→ **AIM OF THE EXERCISE**
Write out the records below once more, exactly as they stand.

Dataset excerpt:
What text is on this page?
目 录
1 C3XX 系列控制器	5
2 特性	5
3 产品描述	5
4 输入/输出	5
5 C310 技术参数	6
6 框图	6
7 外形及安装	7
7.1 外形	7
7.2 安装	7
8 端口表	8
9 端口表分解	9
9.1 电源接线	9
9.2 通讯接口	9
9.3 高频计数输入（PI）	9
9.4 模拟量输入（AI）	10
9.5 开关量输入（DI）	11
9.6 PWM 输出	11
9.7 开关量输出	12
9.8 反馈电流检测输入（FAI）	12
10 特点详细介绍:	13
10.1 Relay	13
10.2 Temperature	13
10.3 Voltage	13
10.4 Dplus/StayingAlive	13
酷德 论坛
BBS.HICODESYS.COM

→ **COMPLETED TASK**
What text is on this page?
目 录
1 C3XX 系列控制器	5
2 特性	5
3 产品描述	5
4 输入/输出	5
5 C310 技术参数	6
6 框图	6
7 外形及安装	7
7.1 外形	7
7.2 安装	7
8 端口表	8
9 端口表分解	9
9.1 电源接线	9
9.2 通讯接口	9
9.3 高频计数输入（PI）	9
9.4 模拟量输入（AI）	10
9.5 开关量输入（DI）	11
9.6 PWM 输出	11
9.7 开关量输出	12
9.8 反馈电流检测输入（FAI）	12
10 特点详细介绍:	13
10.1 Relay	13
10.2 Temperature	13
10.3 Voltage	13
10.4 Dplus/StayingAlive	13
酷德 论坛
BBS.HICODESYS.COM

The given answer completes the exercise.